What the task requires: Extend the comment thread on school vouchers and healthcare mandates by writing what comes next after its final line.

Schools are the same way. Most people can’t just take their children out of their assigned public school. The cost to do so is too great, and the options in many areas are limited.
Without the magic of the free market to address things, monopolistic tendencies dominate. Mandates become the only way to combat these things, because there is no free market pressure to compete for the consumers’ choice.
Isn’t the employer the consumer? And the cronyism created by the government on the limited choices of Health Insurance companies leaves alot to be desired. It use to be healthcare insurance, not healthcare.
As for education, it seems the mandates to restrict school vouchers is the reason you don’t have a choice. If we allowed vouchers than free market principles would apply. And our school systems would be much better. But the government wishes to manage that whole system.
Quite honestly, I have to agree with GovGirl and Andrew E, the government’s mandates are the reason for the decline in the whole healthcare system.
John, on education, any ability to choose would help, and I’ve long supported vouchers as a way to bring free market choice in education.
But we don’t have them.

Data for analysis:
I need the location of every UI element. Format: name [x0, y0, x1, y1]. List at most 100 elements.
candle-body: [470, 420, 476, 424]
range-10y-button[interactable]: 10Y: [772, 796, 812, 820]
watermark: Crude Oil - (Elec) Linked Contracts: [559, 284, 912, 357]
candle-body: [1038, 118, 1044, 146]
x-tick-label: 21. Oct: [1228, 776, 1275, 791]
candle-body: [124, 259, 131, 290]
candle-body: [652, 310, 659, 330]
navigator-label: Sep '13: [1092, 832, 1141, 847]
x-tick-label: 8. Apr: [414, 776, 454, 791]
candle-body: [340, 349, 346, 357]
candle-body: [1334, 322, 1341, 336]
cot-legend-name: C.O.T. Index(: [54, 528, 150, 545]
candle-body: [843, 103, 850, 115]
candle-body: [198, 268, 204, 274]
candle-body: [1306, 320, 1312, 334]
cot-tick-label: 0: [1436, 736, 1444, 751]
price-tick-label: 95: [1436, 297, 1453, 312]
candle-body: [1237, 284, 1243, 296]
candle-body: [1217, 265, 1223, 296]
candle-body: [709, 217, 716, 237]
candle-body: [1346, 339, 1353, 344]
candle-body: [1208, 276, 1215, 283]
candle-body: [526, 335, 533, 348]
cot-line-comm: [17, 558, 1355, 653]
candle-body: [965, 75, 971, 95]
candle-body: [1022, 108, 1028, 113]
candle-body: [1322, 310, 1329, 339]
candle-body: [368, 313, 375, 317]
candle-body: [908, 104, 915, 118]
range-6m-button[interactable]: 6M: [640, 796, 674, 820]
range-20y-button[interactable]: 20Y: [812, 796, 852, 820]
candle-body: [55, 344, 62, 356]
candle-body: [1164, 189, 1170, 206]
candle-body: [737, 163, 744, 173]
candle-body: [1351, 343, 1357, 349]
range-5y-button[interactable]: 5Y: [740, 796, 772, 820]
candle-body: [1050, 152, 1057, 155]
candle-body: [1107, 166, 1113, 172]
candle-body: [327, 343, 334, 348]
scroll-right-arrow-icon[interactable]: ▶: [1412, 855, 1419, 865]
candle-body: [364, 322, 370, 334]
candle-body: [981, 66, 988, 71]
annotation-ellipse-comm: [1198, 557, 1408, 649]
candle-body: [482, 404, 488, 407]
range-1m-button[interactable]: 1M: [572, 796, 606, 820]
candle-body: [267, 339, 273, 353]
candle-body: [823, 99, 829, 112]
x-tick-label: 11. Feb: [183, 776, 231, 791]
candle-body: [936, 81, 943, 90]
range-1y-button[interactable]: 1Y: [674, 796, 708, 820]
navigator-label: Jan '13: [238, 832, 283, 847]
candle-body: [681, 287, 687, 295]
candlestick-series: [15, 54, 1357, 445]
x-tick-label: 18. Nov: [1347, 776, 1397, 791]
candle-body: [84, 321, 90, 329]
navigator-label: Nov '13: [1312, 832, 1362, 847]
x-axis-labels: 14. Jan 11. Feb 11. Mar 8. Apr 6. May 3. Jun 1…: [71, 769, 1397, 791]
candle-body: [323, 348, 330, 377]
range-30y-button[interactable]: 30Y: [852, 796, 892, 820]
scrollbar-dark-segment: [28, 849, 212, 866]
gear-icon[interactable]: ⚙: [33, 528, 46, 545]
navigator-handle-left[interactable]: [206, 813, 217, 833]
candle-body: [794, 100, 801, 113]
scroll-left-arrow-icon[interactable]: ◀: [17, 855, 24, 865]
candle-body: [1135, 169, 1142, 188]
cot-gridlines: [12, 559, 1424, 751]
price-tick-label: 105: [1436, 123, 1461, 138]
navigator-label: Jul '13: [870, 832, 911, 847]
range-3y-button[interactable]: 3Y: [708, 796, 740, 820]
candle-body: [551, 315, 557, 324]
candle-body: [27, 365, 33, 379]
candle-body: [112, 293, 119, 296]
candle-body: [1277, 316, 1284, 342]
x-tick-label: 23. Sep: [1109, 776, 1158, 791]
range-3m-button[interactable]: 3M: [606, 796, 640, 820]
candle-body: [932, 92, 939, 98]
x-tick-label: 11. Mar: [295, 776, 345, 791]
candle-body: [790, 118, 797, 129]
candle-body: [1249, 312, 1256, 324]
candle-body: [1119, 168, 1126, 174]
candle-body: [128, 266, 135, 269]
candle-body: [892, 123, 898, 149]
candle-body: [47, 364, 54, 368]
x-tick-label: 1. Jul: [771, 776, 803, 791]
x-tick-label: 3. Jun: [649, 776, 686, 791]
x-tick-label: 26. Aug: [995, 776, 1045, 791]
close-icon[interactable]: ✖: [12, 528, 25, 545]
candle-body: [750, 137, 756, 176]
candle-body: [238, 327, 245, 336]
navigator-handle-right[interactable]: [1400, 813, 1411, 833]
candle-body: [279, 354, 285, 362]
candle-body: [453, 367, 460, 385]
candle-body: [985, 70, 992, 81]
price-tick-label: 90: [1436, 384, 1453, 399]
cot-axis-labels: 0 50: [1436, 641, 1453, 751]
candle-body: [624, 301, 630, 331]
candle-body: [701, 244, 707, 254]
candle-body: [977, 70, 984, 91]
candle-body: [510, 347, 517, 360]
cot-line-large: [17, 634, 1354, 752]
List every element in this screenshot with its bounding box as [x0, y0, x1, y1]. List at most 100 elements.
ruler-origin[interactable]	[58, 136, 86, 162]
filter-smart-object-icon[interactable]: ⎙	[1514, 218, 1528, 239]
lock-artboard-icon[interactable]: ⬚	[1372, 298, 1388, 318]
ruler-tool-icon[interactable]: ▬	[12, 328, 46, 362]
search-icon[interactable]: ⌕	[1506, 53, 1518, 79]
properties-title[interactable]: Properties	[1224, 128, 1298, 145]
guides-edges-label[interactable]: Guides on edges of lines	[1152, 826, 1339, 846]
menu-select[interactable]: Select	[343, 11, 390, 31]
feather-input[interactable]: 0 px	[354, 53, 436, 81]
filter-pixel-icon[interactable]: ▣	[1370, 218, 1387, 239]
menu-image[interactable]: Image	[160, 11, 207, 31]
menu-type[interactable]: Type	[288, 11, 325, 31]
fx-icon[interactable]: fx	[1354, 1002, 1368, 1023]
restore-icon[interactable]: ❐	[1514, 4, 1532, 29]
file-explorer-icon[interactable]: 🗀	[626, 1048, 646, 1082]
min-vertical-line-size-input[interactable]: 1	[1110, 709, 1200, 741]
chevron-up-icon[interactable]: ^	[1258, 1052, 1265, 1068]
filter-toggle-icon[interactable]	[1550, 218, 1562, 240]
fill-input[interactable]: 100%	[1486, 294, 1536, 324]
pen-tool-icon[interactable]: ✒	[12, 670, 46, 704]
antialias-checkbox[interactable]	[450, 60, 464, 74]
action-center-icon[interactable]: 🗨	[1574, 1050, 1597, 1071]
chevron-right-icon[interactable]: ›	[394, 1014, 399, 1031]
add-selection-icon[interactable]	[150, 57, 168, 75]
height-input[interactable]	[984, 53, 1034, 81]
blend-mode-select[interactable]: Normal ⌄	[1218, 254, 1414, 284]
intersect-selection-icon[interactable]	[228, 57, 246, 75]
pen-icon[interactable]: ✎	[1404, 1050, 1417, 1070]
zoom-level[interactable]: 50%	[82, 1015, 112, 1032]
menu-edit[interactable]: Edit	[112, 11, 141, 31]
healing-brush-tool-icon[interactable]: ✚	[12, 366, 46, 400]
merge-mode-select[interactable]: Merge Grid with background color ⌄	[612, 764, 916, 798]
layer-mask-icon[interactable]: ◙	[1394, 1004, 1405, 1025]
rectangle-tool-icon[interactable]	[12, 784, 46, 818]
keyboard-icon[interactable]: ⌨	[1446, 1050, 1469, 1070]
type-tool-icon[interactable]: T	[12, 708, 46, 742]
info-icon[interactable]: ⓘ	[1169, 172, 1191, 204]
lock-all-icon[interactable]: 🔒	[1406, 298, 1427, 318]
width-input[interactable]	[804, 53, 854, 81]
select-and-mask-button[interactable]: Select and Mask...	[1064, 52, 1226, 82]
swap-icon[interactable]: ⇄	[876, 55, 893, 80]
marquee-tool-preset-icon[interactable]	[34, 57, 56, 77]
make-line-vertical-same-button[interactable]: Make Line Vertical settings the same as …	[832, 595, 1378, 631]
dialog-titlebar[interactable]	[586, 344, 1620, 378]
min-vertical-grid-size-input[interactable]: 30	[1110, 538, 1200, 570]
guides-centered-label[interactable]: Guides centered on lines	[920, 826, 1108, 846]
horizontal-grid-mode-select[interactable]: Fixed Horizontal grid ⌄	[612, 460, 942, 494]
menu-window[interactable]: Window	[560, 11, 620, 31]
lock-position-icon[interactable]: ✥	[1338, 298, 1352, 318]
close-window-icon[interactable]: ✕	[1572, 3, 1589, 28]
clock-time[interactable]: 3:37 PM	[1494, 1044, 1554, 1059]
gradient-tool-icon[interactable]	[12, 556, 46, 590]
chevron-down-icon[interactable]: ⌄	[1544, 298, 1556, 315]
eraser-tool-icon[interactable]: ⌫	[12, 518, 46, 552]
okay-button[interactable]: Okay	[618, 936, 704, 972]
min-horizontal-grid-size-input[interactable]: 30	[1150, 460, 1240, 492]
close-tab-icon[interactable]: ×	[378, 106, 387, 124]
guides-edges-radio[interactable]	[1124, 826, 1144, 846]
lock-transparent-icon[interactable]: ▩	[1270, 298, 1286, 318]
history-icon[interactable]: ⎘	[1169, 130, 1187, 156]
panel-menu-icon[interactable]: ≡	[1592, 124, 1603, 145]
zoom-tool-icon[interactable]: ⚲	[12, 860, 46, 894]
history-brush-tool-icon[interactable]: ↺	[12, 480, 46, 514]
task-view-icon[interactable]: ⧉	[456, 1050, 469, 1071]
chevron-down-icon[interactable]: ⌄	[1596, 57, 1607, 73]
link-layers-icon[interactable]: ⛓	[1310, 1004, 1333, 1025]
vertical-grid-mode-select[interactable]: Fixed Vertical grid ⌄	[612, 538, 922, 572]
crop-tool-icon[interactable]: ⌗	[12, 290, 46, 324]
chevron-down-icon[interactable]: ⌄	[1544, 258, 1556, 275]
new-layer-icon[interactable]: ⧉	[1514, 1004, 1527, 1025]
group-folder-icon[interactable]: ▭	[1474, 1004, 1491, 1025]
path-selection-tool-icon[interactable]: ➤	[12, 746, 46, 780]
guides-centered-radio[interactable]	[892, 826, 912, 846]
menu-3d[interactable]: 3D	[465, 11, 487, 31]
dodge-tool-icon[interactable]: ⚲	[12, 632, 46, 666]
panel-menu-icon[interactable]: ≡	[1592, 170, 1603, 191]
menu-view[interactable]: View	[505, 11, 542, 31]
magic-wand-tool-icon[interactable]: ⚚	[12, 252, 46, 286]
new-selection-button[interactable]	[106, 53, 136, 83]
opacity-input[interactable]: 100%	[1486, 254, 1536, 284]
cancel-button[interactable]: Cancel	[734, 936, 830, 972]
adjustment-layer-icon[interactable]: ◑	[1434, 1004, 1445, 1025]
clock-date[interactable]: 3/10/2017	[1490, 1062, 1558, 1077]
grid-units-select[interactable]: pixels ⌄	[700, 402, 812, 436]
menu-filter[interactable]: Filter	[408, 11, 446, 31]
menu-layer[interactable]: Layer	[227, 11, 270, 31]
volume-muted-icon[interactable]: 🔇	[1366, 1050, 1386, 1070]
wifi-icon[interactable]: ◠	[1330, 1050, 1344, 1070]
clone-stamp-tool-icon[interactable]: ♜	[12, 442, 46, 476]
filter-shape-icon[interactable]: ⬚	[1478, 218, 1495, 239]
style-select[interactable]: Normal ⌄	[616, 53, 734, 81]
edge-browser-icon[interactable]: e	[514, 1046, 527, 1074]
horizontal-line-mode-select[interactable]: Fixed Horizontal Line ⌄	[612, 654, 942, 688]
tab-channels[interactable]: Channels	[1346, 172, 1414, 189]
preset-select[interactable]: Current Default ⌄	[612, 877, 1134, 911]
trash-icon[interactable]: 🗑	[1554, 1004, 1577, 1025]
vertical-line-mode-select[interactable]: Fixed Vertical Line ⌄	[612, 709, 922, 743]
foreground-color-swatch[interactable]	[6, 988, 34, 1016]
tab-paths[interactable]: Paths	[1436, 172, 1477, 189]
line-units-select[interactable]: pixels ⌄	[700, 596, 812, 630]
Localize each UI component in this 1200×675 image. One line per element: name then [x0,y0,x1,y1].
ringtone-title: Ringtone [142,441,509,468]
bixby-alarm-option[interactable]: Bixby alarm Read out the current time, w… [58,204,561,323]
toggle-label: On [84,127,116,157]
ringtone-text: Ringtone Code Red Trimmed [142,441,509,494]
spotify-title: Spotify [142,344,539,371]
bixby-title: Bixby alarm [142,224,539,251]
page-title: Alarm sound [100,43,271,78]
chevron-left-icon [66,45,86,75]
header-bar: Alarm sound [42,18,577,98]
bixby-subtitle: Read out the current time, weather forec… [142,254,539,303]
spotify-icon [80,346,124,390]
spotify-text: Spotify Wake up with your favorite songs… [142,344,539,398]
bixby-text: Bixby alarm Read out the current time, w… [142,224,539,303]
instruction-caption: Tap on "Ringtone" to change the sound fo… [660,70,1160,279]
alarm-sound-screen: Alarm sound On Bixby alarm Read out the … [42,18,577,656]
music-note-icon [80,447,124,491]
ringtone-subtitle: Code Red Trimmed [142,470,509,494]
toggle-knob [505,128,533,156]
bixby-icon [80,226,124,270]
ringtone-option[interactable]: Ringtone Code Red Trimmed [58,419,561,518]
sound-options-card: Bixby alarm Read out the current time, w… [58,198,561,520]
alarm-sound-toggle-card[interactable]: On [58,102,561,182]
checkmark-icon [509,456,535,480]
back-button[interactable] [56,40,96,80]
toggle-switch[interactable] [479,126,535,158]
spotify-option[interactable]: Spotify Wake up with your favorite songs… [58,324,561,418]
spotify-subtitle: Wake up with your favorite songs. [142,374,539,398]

Result:
And, yes, the employer is the consumer. So what are you or I to do if the employer’s choice is incompatible with our health care needs? Quit our jobs?
You don’t like mandates on monopolies? Neither do I.
Give me a solution.
Brian, I am a small business owner. People can and should purchase their own but it is being used as healthcare service rather than insurance.
I understand your passion on the subject and normally I side with you but not on this one.
The fix action is to allow people to manage their own problems. Politicians and third parties just distort the true solutions. Is more money or mandated treatments going to solve the problem of autism? If there is an antidote or pain management was needed, I could somewhat understand. But this is a lifestyle adjustment; a need to cope with an illness which man does not have the capability to solve at this time.
As harsh as that may sound, it is reality and their is not enough money to soften the impact. It is an illness that could actually draw a family more closely if they worked together rather than have the government as a crutch.
“Government is not a solution to our problem, government is the problem.” – Ronald Reagan
“The fix action is to allow people to manage their own problems.”
Allow?
Your position would MANDATE that they manage their own problems because insurance wouldn’t cover it.
What do you mean by “allow people to manage their own problems?”
I felt my explanation pretty much covered what was meant.
About as much as saying “I think we should allow people to breathe”
Exactly, allow people to breathe. But this government wants to regulate that too.
Wonderful, John. Outlaw insurance and everyone gets to huddle with their families and be brought closer together by disease.
Brilliant!
You’re confusing healthcare insurance and healthcare payments. Now you’re sounding like the Dems saying Republicans want to kill women.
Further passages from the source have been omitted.